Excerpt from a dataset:
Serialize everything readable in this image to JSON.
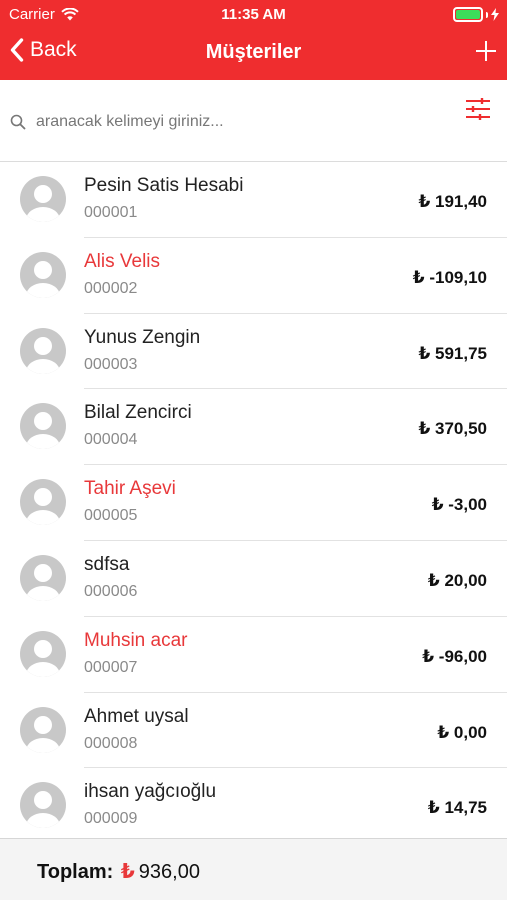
{
  "status_bar": {
    "carrier": "Carrier",
    "time": "11:35 AM",
    "battery_level": 1.0
  },
  "nav": {
    "back_label": "Back",
    "title": "Müşteriler"
  },
  "search": {
    "placeholder": "aranacak kelimeyi giriniz...",
    "value": ""
  },
  "icons": {
    "back": "chevron-left-icon",
    "add": "plus-icon",
    "search": "search-icon",
    "filter": "sliders-icon",
    "avatar": "user-avatar-icon",
    "wifi": "wifi-icon",
    "battery": "battery-icon"
  },
  "colors": {
    "brand": "#ef2d2f",
    "negative_name": "#e8383a",
    "code_text": "#8a8a8a"
  },
  "customers": [
    {
      "name": "Pesin Satis Hesabi",
      "code": "000001",
      "balance": "₺ 191,40",
      "negative": false
    },
    {
      "name": "Alis Velis",
      "code": "000002",
      "balance": "₺ -109,10",
      "negative": true
    },
    {
      "name": "Yunus Zengin",
      "code": "000003",
      "balance": "₺ 591,75",
      "negative": false
    },
    {
      "name": "Bilal Zencirci",
      "code": "000004",
      "balance": "₺ 370,50",
      "negative": false
    },
    {
      "name": "Tahir Aşevi",
      "code": "000005",
      "balance": "₺ -3,00",
      "negative": true
    },
    {
      "name": "sdfsa",
      "code": "000006",
      "balance": "₺ 20,00",
      "negative": false
    },
    {
      "name": "Muhsin acar",
      "code": "000007",
      "balance": "₺ -96,00",
      "negative": true
    },
    {
      "name": "Ahmet uysal",
      "code": "000008",
      "balance": "₺ 0,00",
      "negative": false
    },
    {
      "name": "ihsan yağcıoğlu",
      "code": "000009",
      "balance": "₺ 14,75",
      "negative": false
    }
  ],
  "footer": {
    "total_label": "Toplam:",
    "currency": "₺",
    "total_amount": "936,00"
  }
}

> DIRECTION
Extract every line of the data exactly; pictures stay out.

> OUTPUT FOR THIS EXERCISE
Serialize everything readable in this image to JSON.
{
  "status_bar": {
    "carrier": "Carrier",
    "time": "11:35 AM",
    "battery_level": 1.0
  },
  "nav": {
    "back_label": "Back",
    "title": "Müşteriler"
  },
  "search": {
    "placeholder": "aranacak kelimeyi giriniz...",
    "value": ""
  },
  "icons": {
    "back": "chevron-left-icon",
    "add": "plus-icon",
    "search": "search-icon",
    "filter": "sliders-icon",
    "avatar": "user-avatar-icon",
    "wifi": "wifi-icon",
    "battery": "battery-icon"
  },
  "colors": {
    "brand": "#ef2d2f",
    "negative_name": "#e8383a",
    "code_text": "#8a8a8a"
  },
  "customers": [
    {
      "name": "Pesin Satis Hesabi",
      "code": "000001",
      "balance": "₺ 191,40",
      "negative": false
    },
    {
      "name": "Alis Velis",
      "code": "000002",
      "balance": "₺ -109,10",
      "negative": true
    },
    {
      "name": "Yunus Zengin",
      "code": "000003",
      "balance": "₺ 591,75",
      "negative": false
    },
    {
      "name": "Bilal Zencirci",
      "code": "000004",
      "balance": "₺ 370,50",
      "negative": false
    },
    {
      "name": "Tahir Aşevi",
      "code": "000005",
      "balance": "₺ -3,00",
      "negative": true
    },
    {
      "name": "sdfsa",
      "code": "000006",
      "balance": "₺ 20,00",
      "negative": false
    },
    {
      "name": "Muhsin acar",
      "code": "000007",
      "balance": "₺ -96,00",
      "negative": true
    },
    {
      "name": "Ahmet uysal",
      "code": "000008",
      "balance": "₺ 0,00",
      "negative": false
    },
    {
      "name": "ihsan yağcıoğlu",
      "code": "000009",
      "balance": "₺ 14,75",
      "negative": false
    }
  ],
  "footer": {
    "total_label": "Toplam:",
    "currency": "₺",
    "total_amount": "936,00"
  }
}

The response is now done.